* [SET TASK]
Reproduce the entries below word for word, beginning at the line that contains "Localize each UI" and stopping after the line that contains "dwelling-2-label-block: Woning 2". Omit the pictures from your copy.

* [EXTRACTED INFORMATION]

+---+

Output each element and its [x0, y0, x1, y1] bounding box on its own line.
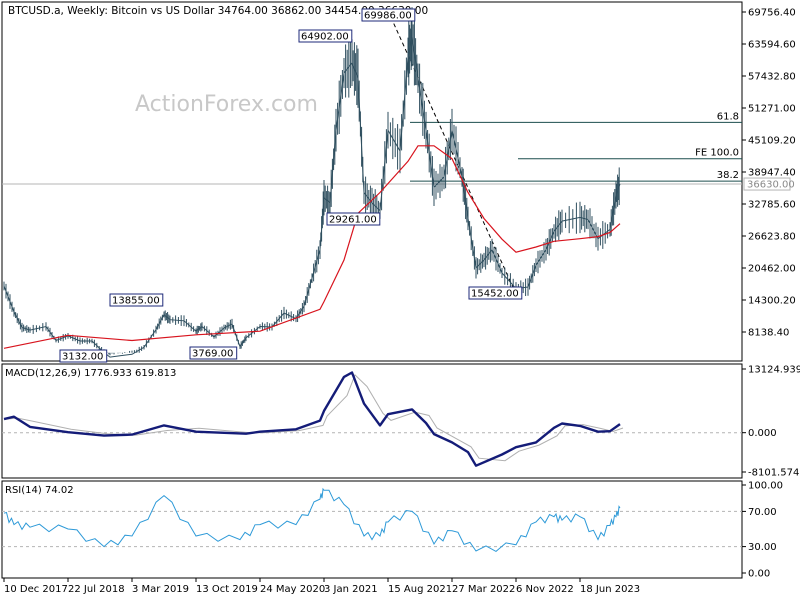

+---+

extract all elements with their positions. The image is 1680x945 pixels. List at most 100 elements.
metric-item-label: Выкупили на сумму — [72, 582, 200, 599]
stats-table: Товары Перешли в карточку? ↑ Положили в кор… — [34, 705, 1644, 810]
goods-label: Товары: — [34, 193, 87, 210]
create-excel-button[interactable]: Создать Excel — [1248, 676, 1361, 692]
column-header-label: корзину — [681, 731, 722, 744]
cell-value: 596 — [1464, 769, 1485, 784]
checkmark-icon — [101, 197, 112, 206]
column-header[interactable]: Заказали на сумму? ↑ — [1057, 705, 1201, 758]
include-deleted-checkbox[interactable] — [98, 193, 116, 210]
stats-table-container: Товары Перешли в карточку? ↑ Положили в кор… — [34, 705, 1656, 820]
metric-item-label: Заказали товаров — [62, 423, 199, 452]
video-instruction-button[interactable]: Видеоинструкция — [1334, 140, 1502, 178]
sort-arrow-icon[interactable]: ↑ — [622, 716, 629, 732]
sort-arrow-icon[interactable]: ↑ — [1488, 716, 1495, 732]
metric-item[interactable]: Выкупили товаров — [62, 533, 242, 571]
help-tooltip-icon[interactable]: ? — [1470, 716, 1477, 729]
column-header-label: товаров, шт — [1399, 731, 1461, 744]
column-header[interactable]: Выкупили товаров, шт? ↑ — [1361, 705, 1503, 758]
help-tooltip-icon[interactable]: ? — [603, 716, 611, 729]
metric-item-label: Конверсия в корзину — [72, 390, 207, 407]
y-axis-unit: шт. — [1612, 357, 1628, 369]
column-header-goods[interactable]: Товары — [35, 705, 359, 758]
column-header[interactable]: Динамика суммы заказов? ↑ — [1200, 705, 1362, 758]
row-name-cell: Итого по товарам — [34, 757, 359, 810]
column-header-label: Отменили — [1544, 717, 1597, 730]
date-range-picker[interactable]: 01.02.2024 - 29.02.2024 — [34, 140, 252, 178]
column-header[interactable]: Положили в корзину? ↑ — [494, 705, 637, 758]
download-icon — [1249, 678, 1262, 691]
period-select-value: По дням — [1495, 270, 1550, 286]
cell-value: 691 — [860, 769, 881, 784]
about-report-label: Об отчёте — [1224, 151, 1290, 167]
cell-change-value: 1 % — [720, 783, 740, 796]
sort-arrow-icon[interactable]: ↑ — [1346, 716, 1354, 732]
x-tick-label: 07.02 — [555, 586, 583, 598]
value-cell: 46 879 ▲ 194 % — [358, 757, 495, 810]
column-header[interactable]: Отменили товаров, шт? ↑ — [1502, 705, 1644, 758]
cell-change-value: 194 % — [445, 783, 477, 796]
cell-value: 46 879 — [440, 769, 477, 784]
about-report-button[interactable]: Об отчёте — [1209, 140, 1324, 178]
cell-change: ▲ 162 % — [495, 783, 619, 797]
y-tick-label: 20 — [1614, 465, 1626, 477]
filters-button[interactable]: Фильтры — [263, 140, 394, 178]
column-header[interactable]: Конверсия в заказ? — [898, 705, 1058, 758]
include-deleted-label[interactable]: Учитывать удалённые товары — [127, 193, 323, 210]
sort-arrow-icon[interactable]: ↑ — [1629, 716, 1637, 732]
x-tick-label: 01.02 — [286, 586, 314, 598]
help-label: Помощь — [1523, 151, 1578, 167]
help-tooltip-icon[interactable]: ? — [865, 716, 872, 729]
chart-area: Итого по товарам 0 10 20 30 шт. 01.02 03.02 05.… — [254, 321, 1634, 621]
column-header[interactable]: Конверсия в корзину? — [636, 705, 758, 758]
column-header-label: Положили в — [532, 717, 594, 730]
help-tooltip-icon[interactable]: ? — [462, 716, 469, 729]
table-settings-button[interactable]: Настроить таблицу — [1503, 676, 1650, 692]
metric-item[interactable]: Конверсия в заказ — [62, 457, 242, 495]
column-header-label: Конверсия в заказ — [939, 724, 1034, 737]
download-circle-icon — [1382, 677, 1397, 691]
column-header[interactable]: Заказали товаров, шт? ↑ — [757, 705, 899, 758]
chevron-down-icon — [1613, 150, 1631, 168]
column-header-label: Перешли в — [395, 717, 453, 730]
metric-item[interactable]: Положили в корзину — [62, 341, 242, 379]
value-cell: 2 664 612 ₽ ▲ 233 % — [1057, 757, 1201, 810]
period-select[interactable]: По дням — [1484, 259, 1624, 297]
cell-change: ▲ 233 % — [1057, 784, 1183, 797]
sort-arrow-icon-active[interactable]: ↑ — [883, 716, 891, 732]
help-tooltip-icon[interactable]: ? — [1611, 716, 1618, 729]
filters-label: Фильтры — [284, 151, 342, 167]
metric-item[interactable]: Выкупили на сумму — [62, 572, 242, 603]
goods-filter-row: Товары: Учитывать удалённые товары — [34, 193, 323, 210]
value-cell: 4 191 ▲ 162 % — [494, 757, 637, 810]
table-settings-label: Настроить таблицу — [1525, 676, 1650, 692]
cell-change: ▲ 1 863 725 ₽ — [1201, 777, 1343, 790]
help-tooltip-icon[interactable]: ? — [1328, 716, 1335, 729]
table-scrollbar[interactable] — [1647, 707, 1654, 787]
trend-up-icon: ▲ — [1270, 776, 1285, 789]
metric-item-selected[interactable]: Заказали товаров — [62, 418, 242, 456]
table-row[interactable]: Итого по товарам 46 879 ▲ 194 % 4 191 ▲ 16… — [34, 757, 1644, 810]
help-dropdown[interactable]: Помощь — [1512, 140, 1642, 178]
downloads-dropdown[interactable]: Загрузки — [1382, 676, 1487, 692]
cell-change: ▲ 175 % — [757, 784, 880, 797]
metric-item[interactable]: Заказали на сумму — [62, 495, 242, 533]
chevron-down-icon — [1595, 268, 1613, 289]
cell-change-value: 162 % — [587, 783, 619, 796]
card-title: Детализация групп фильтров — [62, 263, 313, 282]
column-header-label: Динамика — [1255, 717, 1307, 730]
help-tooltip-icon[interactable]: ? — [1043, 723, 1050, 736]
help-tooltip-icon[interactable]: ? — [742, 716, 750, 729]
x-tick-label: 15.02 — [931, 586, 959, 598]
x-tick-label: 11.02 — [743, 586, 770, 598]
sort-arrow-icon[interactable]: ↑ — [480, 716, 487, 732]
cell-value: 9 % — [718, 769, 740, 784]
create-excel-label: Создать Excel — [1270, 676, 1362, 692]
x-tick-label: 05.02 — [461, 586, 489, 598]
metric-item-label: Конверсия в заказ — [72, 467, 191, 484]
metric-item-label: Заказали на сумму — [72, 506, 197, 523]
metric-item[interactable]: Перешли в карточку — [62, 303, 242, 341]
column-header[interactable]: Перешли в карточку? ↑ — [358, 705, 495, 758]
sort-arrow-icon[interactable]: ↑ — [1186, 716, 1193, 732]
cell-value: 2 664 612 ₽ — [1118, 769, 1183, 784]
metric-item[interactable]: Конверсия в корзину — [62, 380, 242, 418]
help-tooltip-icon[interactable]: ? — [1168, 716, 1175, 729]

+---+

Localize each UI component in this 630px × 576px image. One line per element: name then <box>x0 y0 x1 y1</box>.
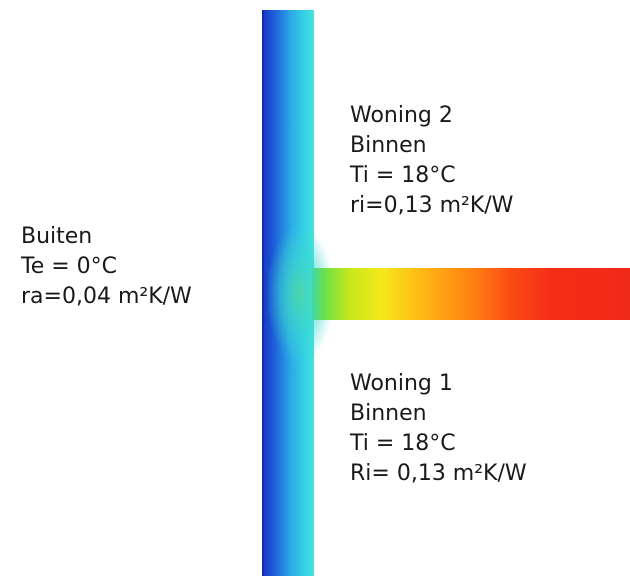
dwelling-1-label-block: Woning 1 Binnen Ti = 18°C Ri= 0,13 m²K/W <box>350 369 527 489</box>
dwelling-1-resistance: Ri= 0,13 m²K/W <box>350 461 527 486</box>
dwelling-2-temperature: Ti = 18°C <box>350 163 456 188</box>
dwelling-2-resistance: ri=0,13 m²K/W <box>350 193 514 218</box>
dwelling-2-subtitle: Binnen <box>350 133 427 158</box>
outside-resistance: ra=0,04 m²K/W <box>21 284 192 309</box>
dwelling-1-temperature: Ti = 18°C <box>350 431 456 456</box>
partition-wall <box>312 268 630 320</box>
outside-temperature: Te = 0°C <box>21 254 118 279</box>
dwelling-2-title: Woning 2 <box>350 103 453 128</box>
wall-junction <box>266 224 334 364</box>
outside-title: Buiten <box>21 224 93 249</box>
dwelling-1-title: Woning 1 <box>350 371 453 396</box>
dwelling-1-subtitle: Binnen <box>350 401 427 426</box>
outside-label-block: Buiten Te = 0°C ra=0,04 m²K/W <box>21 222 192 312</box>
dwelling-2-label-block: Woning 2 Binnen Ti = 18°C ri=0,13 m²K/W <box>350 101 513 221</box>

+---+

* [PROBLEM SOLUTION]
Localize each UI component in this 630px × 576px image. One line per element: name then <box>x0 y0 x1 y1</box>.
dwelling-1-label-block: Woning 1 Binnen Ti = 18°C Ri= 0,13 m²K/W <box>350 369 527 489</box>
dwelling-1-resistance: Ri= 0,13 m²K/W <box>350 461 527 486</box>
dwelling-2-temperature: Ti = 18°C <box>350 163 456 188</box>
dwelling-2-resistance: ri=0,13 m²K/W <box>350 193 514 218</box>
dwelling-2-subtitle: Binnen <box>350 133 427 158</box>
outside-resistance: ra=0,04 m²K/W <box>21 284 192 309</box>
dwelling-1-temperature: Ti = 18°C <box>350 431 456 456</box>
partition-wall <box>312 268 630 320</box>
outside-temperature: Te = 0°C <box>21 254 118 279</box>
dwelling-2-title: Woning 2 <box>350 103 453 128</box>
wall-junction <box>266 224 334 364</box>
outside-title: Buiten <box>21 224 93 249</box>
dwelling-1-title: Woning 1 <box>350 371 453 396</box>
dwelling-1-subtitle: Binnen <box>350 401 427 426</box>
outside-label-block: Buiten Te = 0°C ra=0,04 m²K/W <box>21 222 192 312</box>
dwelling-2-label-block: Woning 2 Binnen Ti = 18°C ri=0,13 m²K/W <box>350 101 513 221</box>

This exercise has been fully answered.